Stored entries:
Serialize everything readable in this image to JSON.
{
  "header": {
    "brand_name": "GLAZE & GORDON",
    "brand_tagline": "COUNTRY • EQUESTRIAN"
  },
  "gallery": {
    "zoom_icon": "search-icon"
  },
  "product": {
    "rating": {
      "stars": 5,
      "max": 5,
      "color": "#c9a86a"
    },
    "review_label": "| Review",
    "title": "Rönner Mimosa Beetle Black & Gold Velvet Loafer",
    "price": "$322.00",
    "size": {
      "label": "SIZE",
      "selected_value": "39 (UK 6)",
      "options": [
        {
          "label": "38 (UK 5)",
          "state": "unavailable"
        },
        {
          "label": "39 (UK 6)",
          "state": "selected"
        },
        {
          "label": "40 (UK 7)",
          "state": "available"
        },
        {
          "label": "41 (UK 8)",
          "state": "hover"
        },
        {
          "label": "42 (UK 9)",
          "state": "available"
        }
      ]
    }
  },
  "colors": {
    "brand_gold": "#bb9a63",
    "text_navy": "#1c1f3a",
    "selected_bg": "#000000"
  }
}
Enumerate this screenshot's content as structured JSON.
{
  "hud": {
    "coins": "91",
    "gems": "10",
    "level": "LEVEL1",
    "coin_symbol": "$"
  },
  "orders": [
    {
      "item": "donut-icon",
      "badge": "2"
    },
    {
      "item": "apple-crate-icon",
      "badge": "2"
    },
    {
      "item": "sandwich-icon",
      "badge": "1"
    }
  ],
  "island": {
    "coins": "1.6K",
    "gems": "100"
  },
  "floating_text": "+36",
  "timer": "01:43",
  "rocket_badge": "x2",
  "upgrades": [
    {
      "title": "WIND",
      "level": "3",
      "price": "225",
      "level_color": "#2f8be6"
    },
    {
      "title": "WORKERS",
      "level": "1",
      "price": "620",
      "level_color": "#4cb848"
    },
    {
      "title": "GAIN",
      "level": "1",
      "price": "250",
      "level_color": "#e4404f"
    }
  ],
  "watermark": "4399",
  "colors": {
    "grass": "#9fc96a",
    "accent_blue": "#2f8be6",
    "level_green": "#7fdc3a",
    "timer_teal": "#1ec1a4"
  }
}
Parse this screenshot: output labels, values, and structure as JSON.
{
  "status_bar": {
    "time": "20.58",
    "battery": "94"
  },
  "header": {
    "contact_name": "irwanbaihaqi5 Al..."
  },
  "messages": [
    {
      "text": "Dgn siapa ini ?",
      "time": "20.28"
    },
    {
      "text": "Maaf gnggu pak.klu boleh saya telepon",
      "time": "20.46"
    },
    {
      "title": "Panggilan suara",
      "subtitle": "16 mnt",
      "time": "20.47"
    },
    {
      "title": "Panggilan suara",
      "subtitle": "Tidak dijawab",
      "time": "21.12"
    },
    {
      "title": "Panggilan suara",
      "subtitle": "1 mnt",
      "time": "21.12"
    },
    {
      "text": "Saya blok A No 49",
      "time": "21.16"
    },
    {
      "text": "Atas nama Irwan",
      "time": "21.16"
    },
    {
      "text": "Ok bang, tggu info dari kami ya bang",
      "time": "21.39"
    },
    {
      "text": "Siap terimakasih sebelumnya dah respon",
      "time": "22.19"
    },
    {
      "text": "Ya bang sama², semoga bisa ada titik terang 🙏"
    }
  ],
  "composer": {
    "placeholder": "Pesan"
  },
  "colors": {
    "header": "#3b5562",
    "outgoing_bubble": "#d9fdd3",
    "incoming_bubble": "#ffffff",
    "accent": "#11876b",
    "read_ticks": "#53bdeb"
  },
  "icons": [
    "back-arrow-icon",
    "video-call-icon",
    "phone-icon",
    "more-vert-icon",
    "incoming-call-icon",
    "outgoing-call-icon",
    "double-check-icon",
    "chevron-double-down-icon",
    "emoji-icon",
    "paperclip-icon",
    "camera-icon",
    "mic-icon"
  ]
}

▸ **Given problem**
Each record above should be restated word for word.

▸ **Written solution**
Serialize everything readable in this image to JSON.
{
  "header": {
    "brand_name": "GLAZE & GORDON",
    "brand_tagline": "COUNTRY • EQUESTRIAN"
  },
  "gallery": {
    "zoom_icon": "search-icon"
  },
  "product": {
    "rating": {
      "stars": 5,
      "max": 5,
      "color": "#c9a86a"
    },
    "review_label": "| Review",
    "title": "Rönner Mimosa Beetle Black & Gold Velvet Loafer",
    "price": "$322.00",
    "size": {
      "label": "SIZE",
      "selected_value": "39 (UK 6)",
      "options": [
        {
          "label": "38 (UK 5)",
          "state": "unavailable"
        },
        {
          "label": "39 (UK 6)",
          "state": "selected"
        },
        {
          "label": "40 (UK 7)",
          "state": "available"
        },
        {
          "label": "41 (UK 8)",
          "state": "hover"
        },
        {
          "label": "42 (UK 9)",
          "state": "available"
        }
      ]
    }
  },
  "colors": {
    "brand_gold": "#bb9a63",
    "text_navy": "#1c1f3a",
    "selected_bg": "#000000"
  }
}
Enumerate this screenshot's content as structured JSON.
{
  "hud": {
    "coins": "91",
    "gems": "10",
    "level": "LEVEL1",
    "coin_symbol": "$"
  },
  "orders": [
    {
      "item": "donut-icon",
      "badge": "2"
    },
    {
      "item": "apple-crate-icon",
      "badge": "2"
    },
    {
      "item": "sandwich-icon",
      "badge": "1"
    }
  ],
  "island": {
    "coins": "1.6K",
    "gems": "100"
  },
  "floating_text": "+36",
  "timer": "01:43",
  "rocket_badge": "x2",
  "upgrades": [
    {
      "title": "WIND",
      "level": "3",
      "price": "225",
      "level_color": "#2f8be6"
    },
    {
      "title": "WORKERS",
      "level": "1",
      "price": "620",
      "level_color": "#4cb848"
    },
    {
      "title": "GAIN",
      "level": "1",
      "price": "250",
      "level_color": "#e4404f"
    }
  ],
  "watermark": "4399",
  "colors": {
    "grass": "#9fc96a",
    "accent_blue": "#2f8be6",
    "level_green": "#7fdc3a",
    "timer_teal": "#1ec1a4"
  }
}
Parse this screenshot: output labels, values, and structure as JSON.
{
  "status_bar": {
    "time": "20.58",
    "battery": "94"
  },
  "header": {
    "contact_name": "irwanbaihaqi5 Al..."
  },
  "messages": [
    {
      "text": "Dgn siapa ini ?",
      "time": "20.28"
    },
    {
      "text": "Maaf gnggu pak.klu boleh saya telepon",
      "time": "20.46"
    },
    {
      "title": "Panggilan suara",
      "subtitle": "16 mnt",
      "time": "20.47"
    },
    {
      "title": "Panggilan suara",
      "subtitle": "Tidak dijawab",
      "time": "21.12"
    },
    {
      "title": "Panggilan suara",
      "subtitle": "1 mnt",
      "time": "21.12"
    },
    {
      "text": "Saya blok A No 49",
      "time": "21.16"
    },
    {
      "text": "Atas nama Irwan",
      "time": "21.16"
    },
    {
      "text": "Ok bang, tggu info dari kami ya bang",
      "time": "21.39"
    },
    {
      "text": "Siap terimakasih sebelumnya dah respon",
      "time": "22.19"
    },
    {
      "text": "Ya bang sama², semoga bisa ada titik terang 🙏"
    }
  ],
  "composer": {
    "placeholder": "Pesan"
  },
  "colors": {
    "header": "#3b5562",
    "outgoing_bubble": "#d9fdd3",
    "incoming_bubble": "#ffffff",
    "accent": "#11876b",
    "read_ticks": "#53bdeb"
  },
  "icons": [
    "back-arrow-icon",
    "video-call-icon",
    "phone-icon",
    "more-vert-icon",
    "incoming-call-icon",
    "outgoing-call-icon",
    "double-check-icon",
    "chevron-double-down-icon",
    "emoji-icon",
    "paperclip-icon",
    "camera-icon",
    "mic-icon"
  ]
}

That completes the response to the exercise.